**What you are asked to do**
All entries are to be copied verbatim, while the pictures stay out.
___ Data for review
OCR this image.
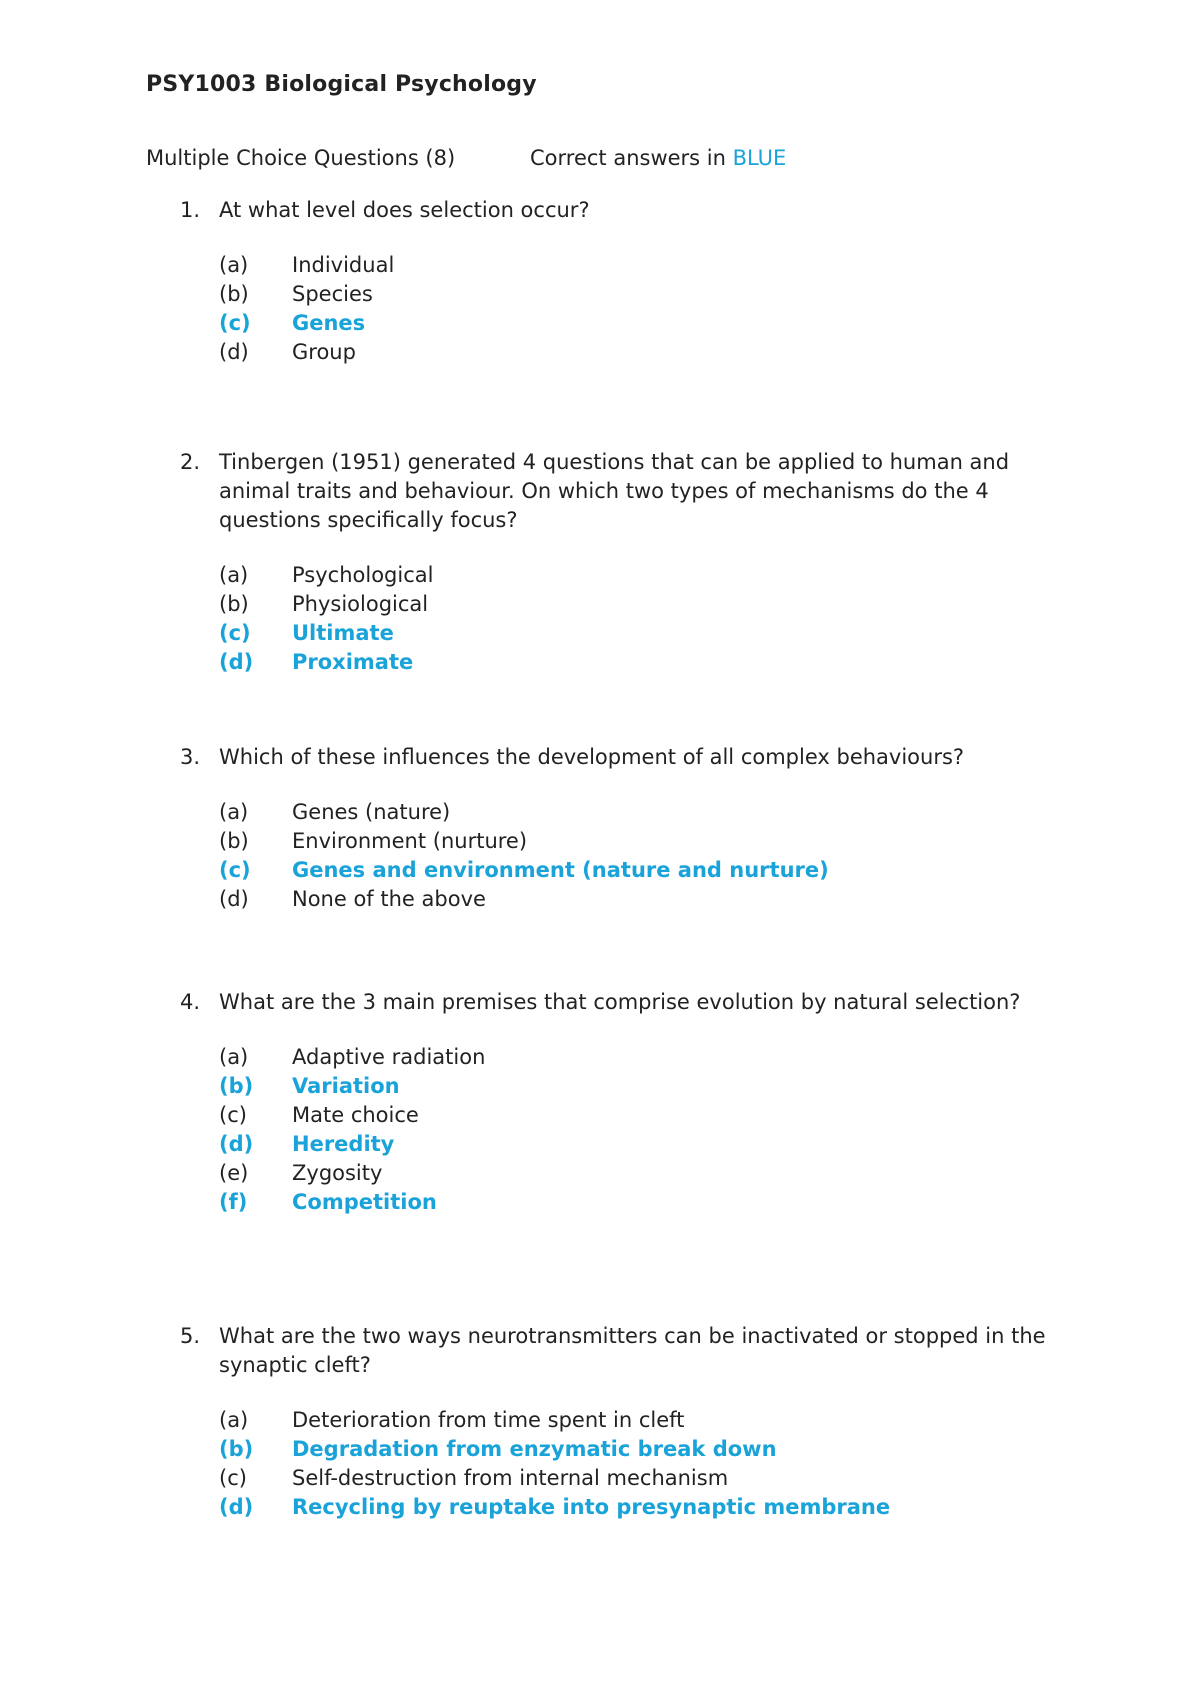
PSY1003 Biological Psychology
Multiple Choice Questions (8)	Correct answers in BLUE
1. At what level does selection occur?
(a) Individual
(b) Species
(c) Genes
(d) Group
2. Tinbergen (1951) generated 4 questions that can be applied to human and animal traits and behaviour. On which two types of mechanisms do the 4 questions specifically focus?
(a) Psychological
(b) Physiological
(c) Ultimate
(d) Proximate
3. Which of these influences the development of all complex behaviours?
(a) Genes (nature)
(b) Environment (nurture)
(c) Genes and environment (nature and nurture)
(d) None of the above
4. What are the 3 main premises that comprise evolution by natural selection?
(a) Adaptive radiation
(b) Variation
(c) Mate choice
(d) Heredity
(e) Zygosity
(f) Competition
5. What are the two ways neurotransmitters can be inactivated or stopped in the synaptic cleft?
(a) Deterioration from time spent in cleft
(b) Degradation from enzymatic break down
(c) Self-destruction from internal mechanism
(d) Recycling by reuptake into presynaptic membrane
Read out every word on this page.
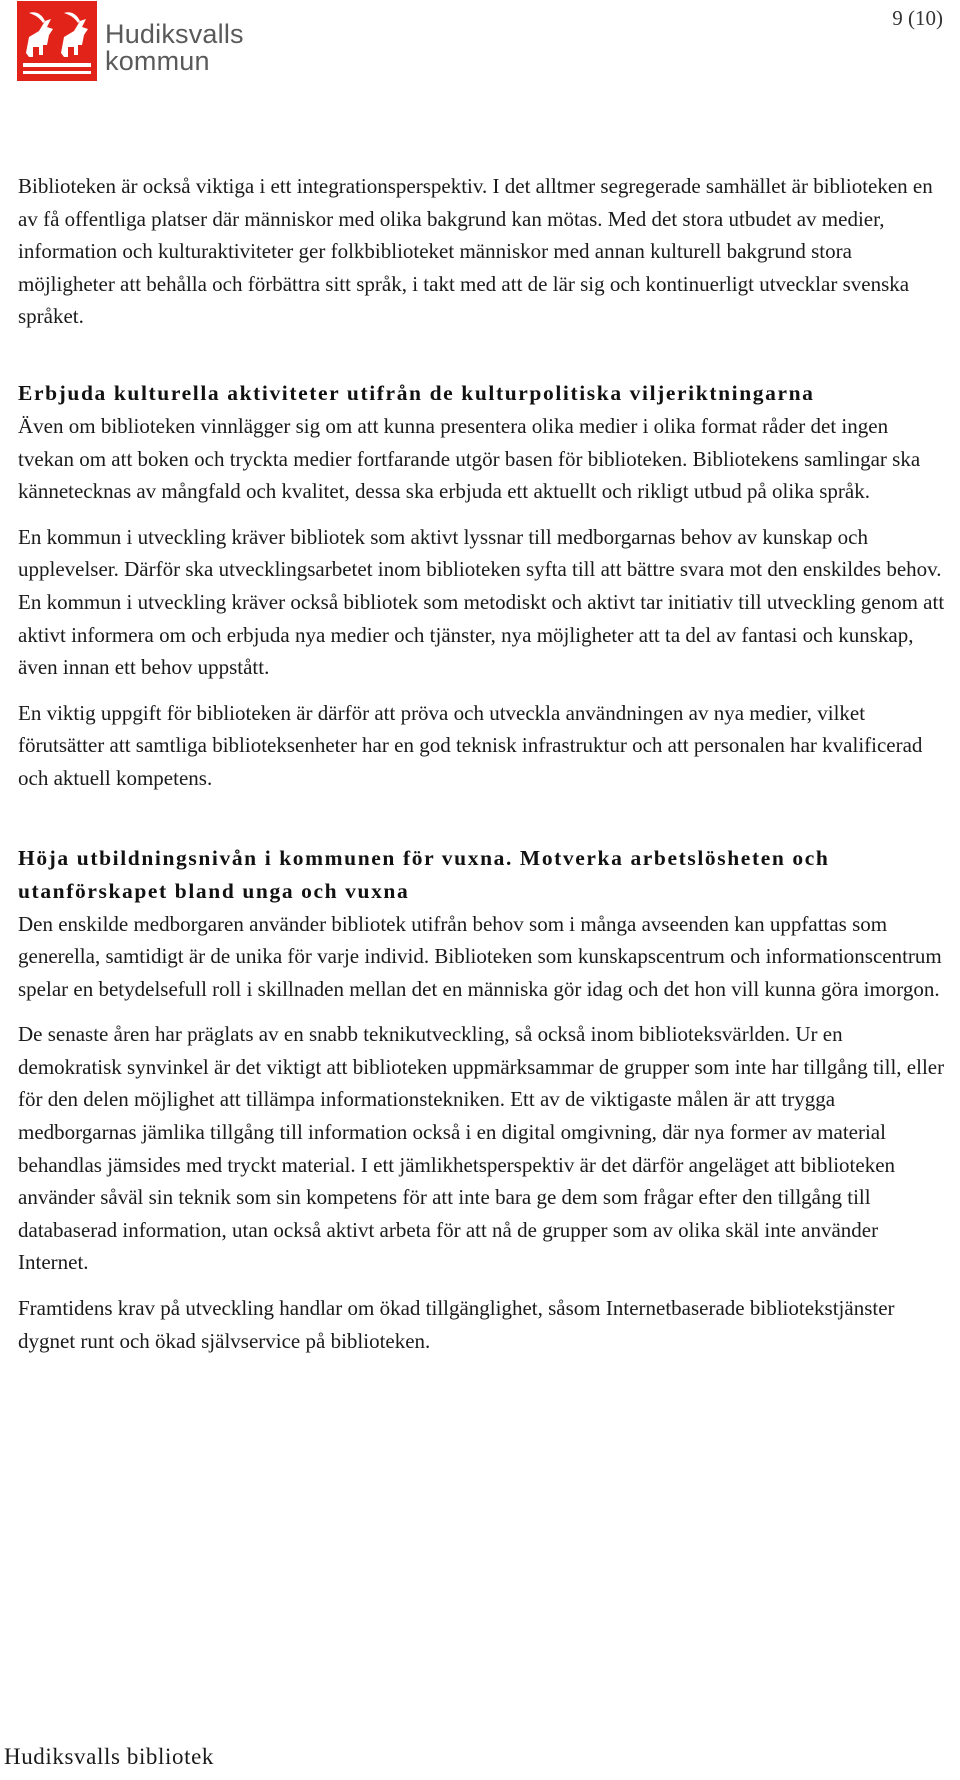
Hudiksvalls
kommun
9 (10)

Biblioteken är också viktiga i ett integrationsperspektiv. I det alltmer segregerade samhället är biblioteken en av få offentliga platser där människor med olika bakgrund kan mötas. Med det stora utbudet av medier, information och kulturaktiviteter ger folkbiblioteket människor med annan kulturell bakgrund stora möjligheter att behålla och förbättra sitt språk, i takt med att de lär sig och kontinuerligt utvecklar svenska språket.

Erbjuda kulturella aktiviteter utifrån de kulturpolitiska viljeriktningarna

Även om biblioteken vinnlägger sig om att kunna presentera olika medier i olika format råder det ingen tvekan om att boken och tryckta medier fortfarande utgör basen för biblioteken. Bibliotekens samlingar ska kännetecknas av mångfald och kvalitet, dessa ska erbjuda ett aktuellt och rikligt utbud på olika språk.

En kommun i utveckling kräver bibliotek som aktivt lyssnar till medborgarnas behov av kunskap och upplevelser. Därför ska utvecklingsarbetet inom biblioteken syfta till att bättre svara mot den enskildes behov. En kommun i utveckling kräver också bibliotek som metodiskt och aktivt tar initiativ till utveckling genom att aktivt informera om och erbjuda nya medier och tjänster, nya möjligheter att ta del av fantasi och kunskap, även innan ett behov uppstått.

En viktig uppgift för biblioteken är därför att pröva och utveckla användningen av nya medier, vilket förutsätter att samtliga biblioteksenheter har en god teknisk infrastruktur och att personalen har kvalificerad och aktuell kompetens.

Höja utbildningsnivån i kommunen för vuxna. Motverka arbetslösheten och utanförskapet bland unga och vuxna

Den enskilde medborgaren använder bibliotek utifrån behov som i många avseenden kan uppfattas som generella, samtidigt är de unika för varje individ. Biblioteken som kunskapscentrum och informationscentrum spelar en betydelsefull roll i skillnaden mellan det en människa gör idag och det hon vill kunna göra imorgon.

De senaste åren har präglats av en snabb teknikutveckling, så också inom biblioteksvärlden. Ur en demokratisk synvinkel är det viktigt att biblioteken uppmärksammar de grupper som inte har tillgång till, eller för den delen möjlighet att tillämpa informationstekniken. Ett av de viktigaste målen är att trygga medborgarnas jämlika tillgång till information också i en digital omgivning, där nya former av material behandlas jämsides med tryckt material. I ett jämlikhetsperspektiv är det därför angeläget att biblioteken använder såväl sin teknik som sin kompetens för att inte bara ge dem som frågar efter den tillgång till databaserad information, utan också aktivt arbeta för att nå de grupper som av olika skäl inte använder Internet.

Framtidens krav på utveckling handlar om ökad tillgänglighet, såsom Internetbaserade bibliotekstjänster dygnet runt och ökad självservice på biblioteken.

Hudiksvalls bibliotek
______
**Solved problem**
OCR this image.
PSY1003 Biological Psychology
Multiple Choice Questions (8)	Correct answers in BLUE
1. At what level does selection occur?
(a) Individual
(b) Species
(c) Genes
(d) Group
2. Tinbergen (1951) generated 4 questions that can be applied to human and animal traits and behaviour. On which two types of mechanisms do the 4 questions specifically focus?
(a) Psychological
(b) Physiological
(c) Ultimate
(d) Proximate
3. Which of these influences the development of all complex behaviours?
(a) Genes (nature)
(b) Environment (nurture)
(c) Genes and environment (nature and nurture)
(d) None of the above
4. What are the 3 main premises that comprise evolution by natural selection?
(a) Adaptive radiation
(b) Variation
(c) Mate choice
(d) Heredity
(e) Zygosity
(f) Competition
5. What are the two ways neurotransmitters can be inactivated or stopped in the synaptic cleft?
(a) Deterioration from time spent in cleft
(b) Degradation from enzymatic break down
(c) Self-destruction from internal mechanism
(d) Recycling by reuptake into presynaptic membrane
Read out every word on this page.
Hudiksvalls
kommun
9 (10)

Biblioteken är också viktiga i ett integrationsperspektiv. I det alltmer segregerade samhället är biblioteken en av få offentliga platser där människor med olika bakgrund kan mötas. Med det stora utbudet av medier, information och kulturaktiviteter ger folkbiblioteket människor med annan kulturell bakgrund stora möjligheter att behålla och förbättra sitt språk, i takt med att de lär sig och kontinuerligt utvecklar svenska språket.

Erbjuda kulturella aktiviteter utifrån de kulturpolitiska viljeriktningarna

Även om biblioteken vinnlägger sig om att kunna presentera olika medier i olika format råder det ingen tvekan om att boken och tryckta medier fortfarande utgör basen för biblioteken. Bibliotekens samlingar ska kännetecknas av mångfald och kvalitet, dessa ska erbjuda ett aktuellt och rikligt utbud på olika språk.

En kommun i utveckling kräver bibliotek som aktivt lyssnar till medborgarnas behov av kunskap och upplevelser. Därför ska utvecklingsarbetet inom biblioteken syfta till att bättre svara mot den enskildes behov. En kommun i utveckling kräver också bibliotek som metodiskt och aktivt tar initiativ till utveckling genom att aktivt informera om och erbjuda nya medier och tjänster, nya möjligheter att ta del av fantasi och kunskap, även innan ett behov uppstått.

En viktig uppgift för biblioteken är därför att pröva och utveckla användningen av nya medier, vilket förutsätter att samtliga biblioteksenheter har en god teknisk infrastruktur och att personalen har kvalificerad och aktuell kompetens.

Höja utbildningsnivån i kommunen för vuxna. Motverka arbetslösheten och utanförskapet bland unga och vuxna

Den enskilde medborgaren använder bibliotek utifrån behov som i många avseenden kan uppfattas som generella, samtidigt är de unika för varje individ. Biblioteken som kunskapscentrum och informationscentrum spelar en betydelsefull roll i skillnaden mellan det en människa gör idag och det hon vill kunna göra imorgon.

De senaste åren har präglats av en snabb teknikutveckling, så också inom biblioteksvärlden. Ur en demokratisk synvinkel är det viktigt att biblioteken uppmärksammar de grupper som inte har tillgång till, eller för den delen möjlighet att tillämpa informationstekniken. Ett av de viktigaste målen är att trygga medborgarnas jämlika tillgång till information också i en digital omgivning, där nya former av material behandlas jämsides med tryckt material. I ett jämlikhetsperspektiv är det därför angeläget att biblioteken använder såväl sin teknik som sin kompetens för att inte bara ge dem som frågar efter den tillgång till databaserad information, utan också aktivt arbeta för att nå de grupper som av olika skäl inte använder Internet.

Framtidens krav på utveckling handlar om ökad tillgänglighet, såsom Internetbaserade bibliotekstjänster dygnet runt och ökad självservice på biblioteken.

Hudiksvalls bibliotek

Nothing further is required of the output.